Set each record down exactly, excluding all images.
## begin PROVIDED ENTRIES
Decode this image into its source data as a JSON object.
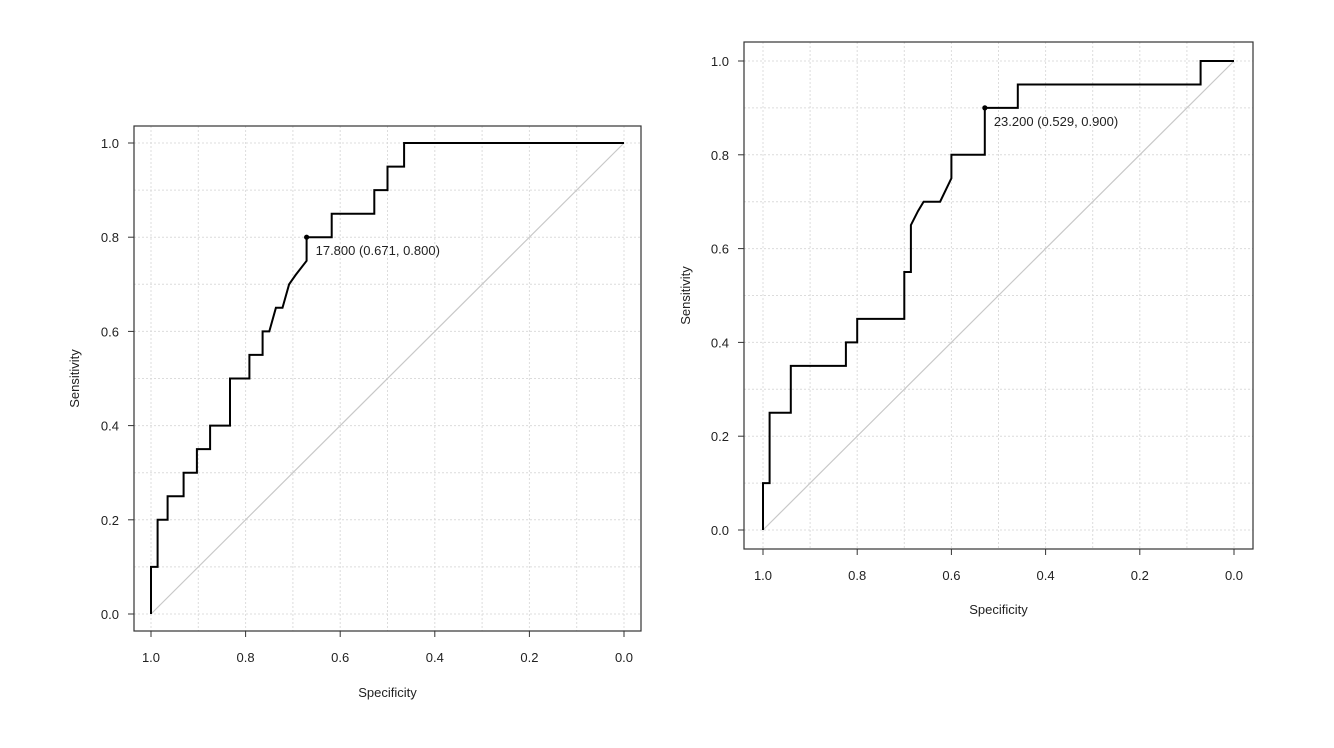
{
  "chart_data": [
    {
      "type": "line",
      "title": "",
      "xlabel": "Specificity",
      "ylabel": "Sensitivity",
      "xlim": [
        1.0,
        0.0
      ],
      "ylim": [
        0.0,
        1.0
      ],
      "x_reversed": true,
      "grid": true,
      "x_ticks": [
        "1.0",
        "0.8",
        "0.6",
        "0.4",
        "0.2",
        "0.0"
      ],
      "y_ticks": [
        "0.0",
        "0.2",
        "0.4",
        "0.6",
        "0.8",
        "1.0"
      ],
      "reference_line": {
        "from": [
          1.0,
          0.0
        ],
        "to": [
          0.0,
          1.0
        ],
        "color": "#c8c8c8"
      },
      "series": [
        {
          "color": "#000000",
          "specificity": [
            1.0,
            1.0,
            0.986,
            0.986,
            0.965,
            0.965,
            0.931,
            0.931,
            0.903,
            0.903,
            0.875,
            0.875,
            0.833,
            0.833,
            0.792,
            0.792,
            0.764,
            0.764,
            0.75,
            0.736,
            0.722,
            0.708,
            0.694,
            0.671,
            0.671,
            0.618,
            0.618,
            0.528,
            0.528,
            0.5,
            0.5,
            0.465,
            0.465,
            0.0
          ],
          "sensitivity": [
            0.0,
            0.1,
            0.1,
            0.2,
            0.2,
            0.25,
            0.25,
            0.3,
            0.3,
            0.35,
            0.35,
            0.4,
            0.4,
            0.5,
            0.5,
            0.55,
            0.55,
            0.6,
            0.6,
            0.65,
            0.65,
            0.7,
            0.72,
            0.75,
            0.8,
            0.8,
            0.85,
            0.85,
            0.9,
            0.9,
            0.95,
            0.95,
            1.0,
            1.0
          ]
        }
      ],
      "annotations": [
        {
          "x": 0.671,
          "y": 0.8,
          "text": "17.800 (0.671, 0.800)"
        }
      ]
    },
    {
      "type": "line",
      "title": "",
      "xlabel": "Specificity",
      "ylabel": "Sensitivity",
      "xlim": [
        1.0,
        0.0
      ],
      "ylim": [
        0.0,
        1.0
      ],
      "x_reversed": true,
      "grid": true,
      "x_ticks": [
        "1.0",
        "0.8",
        "0.6",
        "0.4",
        "0.2",
        "0.0"
      ],
      "y_ticks": [
        "0.0",
        "0.2",
        "0.4",
        "0.6",
        "0.8",
        "1.0"
      ],
      "reference_line": {
        "from": [
          1.0,
          0.0
        ],
        "to": [
          0.0,
          1.0
        ],
        "color": "#c8c8c8"
      },
      "series": [
        {
          "color": "#000000",
          "specificity": [
            1.0,
            1.0,
            0.986,
            0.986,
            0.941,
            0.941,
            0.824,
            0.824,
            0.8,
            0.8,
            0.7,
            0.7,
            0.686,
            0.686,
            0.671,
            0.659,
            0.624,
            0.6,
            0.6,
            0.529,
            0.529,
            0.459,
            0.459,
            0.071,
            0.071,
            0.0
          ],
          "sensitivity": [
            0.0,
            0.1,
            0.1,
            0.25,
            0.25,
            0.35,
            0.35,
            0.4,
            0.4,
            0.45,
            0.45,
            0.55,
            0.55,
            0.65,
            0.68,
            0.7,
            0.7,
            0.75,
            0.8,
            0.8,
            0.9,
            0.9,
            0.95,
            0.95,
            1.0,
            1.0
          ]
        }
      ],
      "annotations": [
        {
          "x": 0.529,
          "y": 0.9,
          "text": "23.200 (0.529, 0.900)"
        }
      ]
    }
  ]
}
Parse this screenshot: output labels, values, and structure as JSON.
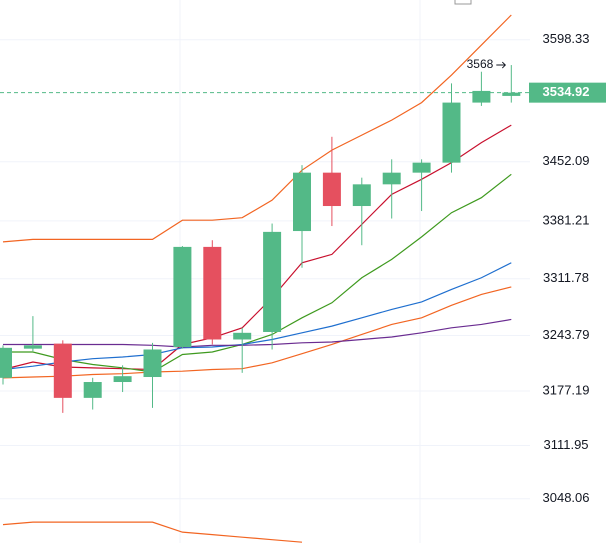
{
  "chart_data": {
    "type": "candlestick",
    "ylim": [
      2995,
      3646
    ],
    "yticks": [
      3598.33,
      3452.09,
      3381.21,
      3311.78,
      3243.79,
      3177.19,
      3111.95,
      3048.06
    ],
    "grid": true,
    "up_color": "#53b987",
    "down_color": "#e5505f",
    "open": [
      3193,
      3228,
      3234,
      3169,
      3188,
      3194,
      3230,
      3350,
      3239,
      3248,
      3369,
      3439,
      3399,
      3425,
      3439,
      3451,
      3523,
      3531
    ],
    "high": [
      3232,
      3267,
      3238,
      3193,
      3208,
      3235,
      3351,
      3358,
      3253,
      3378,
      3448,
      3482,
      3433,
      3455,
      3455,
      3546,
      3560,
      3568
    ],
    "low": [
      3185,
      3225,
      3151,
      3155,
      3176,
      3157,
      3228,
      3233,
      3199,
      3227,
      3325,
      3375,
      3352,
      3384,
      3393,
      3439,
      3519,
      3523
    ],
    "close": [
      3229,
      3232,
      3169,
      3188,
      3195,
      3227,
      3350,
      3239,
      3247,
      3368,
      3439,
      3399,
      3425,
      3439,
      3451,
      3523,
      3537,
      3534.92
    ],
    "series": [
      {
        "color": "#f26522",
        "values": [
          3356,
          3359,
          3359,
          3359,
          3359,
          3359,
          3382,
          3382,
          3385,
          3406,
          3442,
          3466,
          3484,
          3502,
          3523,
          3556,
          3592,
          3628
        ]
      },
      {
        "color": "#f26522",
        "values": [
          3193,
          3194,
          3195,
          3197,
          3198,
          3200,
          3201,
          3203,
          3204,
          3211,
          3222,
          3233,
          3245,
          3257,
          3265,
          3280,
          3293,
          3302
        ]
      },
      {
        "color": "#f26522",
        "values": [
          3017,
          3020,
          3020,
          3020,
          3020,
          3020,
          3008,
          3005,
          3002,
          2999,
          2996,
          null,
          null,
          null,
          null,
          null,
          null,
          null
        ]
      },
      {
        "color": "#c8102e",
        "values": [
          3203,
          3212,
          3206,
          3205,
          3204,
          3203,
          3233,
          3241,
          3253,
          3289,
          3331,
          3341,
          3377,
          3413,
          3431,
          3451,
          3475,
          3496
        ]
      },
      {
        "color": "#3f9a1f",
        "values": [
          3224,
          3224,
          3215,
          3209,
          3205,
          3200,
          3221,
          3224,
          3233,
          3245,
          3265,
          3283,
          3313,
          3335,
          3362,
          3391,
          3409,
          3437
        ]
      },
      {
        "color": "#1f6fcf",
        "values": [
          3203,
          3207,
          3212,
          3216,
          3218,
          3221,
          3229,
          3230,
          3233,
          3239,
          3247,
          3255,
          3265,
          3275,
          3284,
          3299,
          3313,
          3331
        ]
      },
      {
        "color": "#6a2c91",
        "values": [
          3233,
          3233,
          3233,
          3233,
          3233,
          3232,
          3230,
          3232,
          3232,
          3233,
          3235,
          3236,
          3239,
          3242,
          3247,
          3253,
          3257,
          3263
        ]
      }
    ],
    "last_price": 3534.92,
    "high_marker": 3568
  }
}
## end PROVIDED ENTRIES
OUTPUT BELOW ->
Decode this image into its source data as a JSON object.
{
  "chart_data": [
    {
      "type": "line",
      "title": "",
      "xlabel": "Specificity",
      "ylabel": "Sensitivity",
      "xlim": [
        1.0,
        0.0
      ],
      "ylim": [
        0.0,
        1.0
      ],
      "x_reversed": true,
      "grid": true,
      "x_ticks": [
        "1.0",
        "0.8",
        "0.6",
        "0.4",
        "0.2",
        "0.0"
      ],
      "y_ticks": [
        "0.0",
        "0.2",
        "0.4",
        "0.6",
        "0.8",
        "1.0"
      ],
      "reference_line": {
        "from": [
          1.0,
          0.0
        ],
        "to": [
          0.0,
          1.0
        ],
        "color": "#c8c8c8"
      },
      "series": [
        {
          "color": "#000000",
          "specificity": [
            1.0,
            1.0,
            0.986,
            0.986,
            0.965,
            0.965,
            0.931,
            0.931,
            0.903,
            0.903,
            0.875,
            0.875,
            0.833,
            0.833,
            0.792,
            0.792,
            0.764,
            0.764,
            0.75,
            0.736,
            0.722,
            0.708,
            0.694,
            0.671,
            0.671,
            0.618,
            0.618,
            0.528,
            0.528,
            0.5,
            0.5,
            0.465,
            0.465,
            0.0
          ],
          "sensitivity": [
            0.0,
            0.1,
            0.1,
            0.2,
            0.2,
            0.25,
            0.25,
            0.3,
            0.3,
            0.35,
            0.35,
            0.4,
            0.4,
            0.5,
            0.5,
            0.55,
            0.55,
            0.6,
            0.6,
            0.65,
            0.65,
            0.7,
            0.72,
            0.75,
            0.8,
            0.8,
            0.85,
            0.85,
            0.9,
            0.9,
            0.95,
            0.95,
            1.0,
            1.0
          ]
        }
      ],
      "annotations": [
        {
          "x": 0.671,
          "y": 0.8,
          "text": "17.800 (0.671, 0.800)"
        }
      ]
    },
    {
      "type": "line",
      "title": "",
      "xlabel": "Specificity",
      "ylabel": "Sensitivity",
      "xlim": [
        1.0,
        0.0
      ],
      "ylim": [
        0.0,
        1.0
      ],
      "x_reversed": true,
      "grid": true,
      "x_ticks": [
        "1.0",
        "0.8",
        "0.6",
        "0.4",
        "0.2",
        "0.0"
      ],
      "y_ticks": [
        "0.0",
        "0.2",
        "0.4",
        "0.6",
        "0.8",
        "1.0"
      ],
      "reference_line": {
        "from": [
          1.0,
          0.0
        ],
        "to": [
          0.0,
          1.0
        ],
        "color": "#c8c8c8"
      },
      "series": [
        {
          "color": "#000000",
          "specificity": [
            1.0,
            1.0,
            0.986,
            0.986,
            0.941,
            0.941,
            0.824,
            0.824,
            0.8,
            0.8,
            0.7,
            0.7,
            0.686,
            0.686,
            0.671,
            0.659,
            0.624,
            0.6,
            0.6,
            0.529,
            0.529,
            0.459,
            0.459,
            0.071,
            0.071,
            0.0
          ],
          "sensitivity": [
            0.0,
            0.1,
            0.1,
            0.25,
            0.25,
            0.35,
            0.35,
            0.4,
            0.4,
            0.45,
            0.45,
            0.55,
            0.55,
            0.65,
            0.68,
            0.7,
            0.7,
            0.75,
            0.8,
            0.8,
            0.9,
            0.9,
            0.95,
            0.95,
            1.0,
            1.0
          ]
        }
      ],
      "annotations": [
        {
          "x": 0.529,
          "y": 0.9,
          "text": "23.200 (0.529, 0.900)"
        }
      ]
    }
  ]
}
Parse this screenshot: output labels, values, and structure as JSON.
{
  "chart_data": {
    "type": "candlestick",
    "ylim": [
      2995,
      3646
    ],
    "yticks": [
      3598.33,
      3452.09,
      3381.21,
      3311.78,
      3243.79,
      3177.19,
      3111.95,
      3048.06
    ],
    "grid": true,
    "up_color": "#53b987",
    "down_color": "#e5505f",
    "open": [
      3193,
      3228,
      3234,
      3169,
      3188,
      3194,
      3230,
      3350,
      3239,
      3248,
      3369,
      3439,
      3399,
      3425,
      3439,
      3451,
      3523,
      3531
    ],
    "high": [
      3232,
      3267,
      3238,
      3193,
      3208,
      3235,
      3351,
      3358,
      3253,
      3378,
      3448,
      3482,
      3433,
      3455,
      3455,
      3546,
      3560,
      3568
    ],
    "low": [
      3185,
      3225,
      3151,
      3155,
      3176,
      3157,
      3228,
      3233,
      3199,
      3227,
      3325,
      3375,
      3352,
      3384,
      3393,
      3439,
      3519,
      3523
    ],
    "close": [
      3229,
      3232,
      3169,
      3188,
      3195,
      3227,
      3350,
      3239,
      3247,
      3368,
      3439,
      3399,
      3425,
      3439,
      3451,
      3523,
      3537,
      3534.92
    ],
    "series": [
      {
        "color": "#f26522",
        "values": [
          3356,
          3359,
          3359,
          3359,
          3359,
          3359,
          3382,
          3382,
          3385,
          3406,
          3442,
          3466,
          3484,
          3502,
          3523,
          3556,
          3592,
          3628
        ]
      },
      {
        "color": "#f26522",
        "values": [
          3193,
          3194,
          3195,
          3197,
          3198,
          3200,
          3201,
          3203,
          3204,
          3211,
          3222,
          3233,
          3245,
          3257,
          3265,
          3280,
          3293,
          3302
        ]
      },
      {
        "color": "#f26522",
        "values": [
          3017,
          3020,
          3020,
          3020,
          3020,
          3020,
          3008,
          3005,
          3002,
          2999,
          2996,
          null,
          null,
          null,
          null,
          null,
          null,
          null
        ]
      },
      {
        "color": "#c8102e",
        "values": [
          3203,
          3212,
          3206,
          3205,
          3204,
          3203,
          3233,
          3241,
          3253,
          3289,
          3331,
          3341,
          3377,
          3413,
          3431,
          3451,
          3475,
          3496
        ]
      },
      {
        "color": "#3f9a1f",
        "values": [
          3224,
          3224,
          3215,
          3209,
          3205,
          3200,
          3221,
          3224,
          3233,
          3245,
          3265,
          3283,
          3313,
          3335,
          3362,
          3391,
          3409,
          3437
        ]
      },
      {
        "color": "#1f6fcf",
        "values": [
          3203,
          3207,
          3212,
          3216,
          3218,
          3221,
          3229,
          3230,
          3233,
          3239,
          3247,
          3255,
          3265,
          3275,
          3284,
          3299,
          3313,
          3331
        ]
      },
      {
        "color": "#6a2c91",
        "values": [
          3233,
          3233,
          3233,
          3233,
          3233,
          3232,
          3230,
          3232,
          3232,
          3233,
          3235,
          3236,
          3239,
          3242,
          3247,
          3253,
          3257,
          3263
        ]
      }
    ],
    "last_price": 3534.92,
    "high_marker": 3568
  }
}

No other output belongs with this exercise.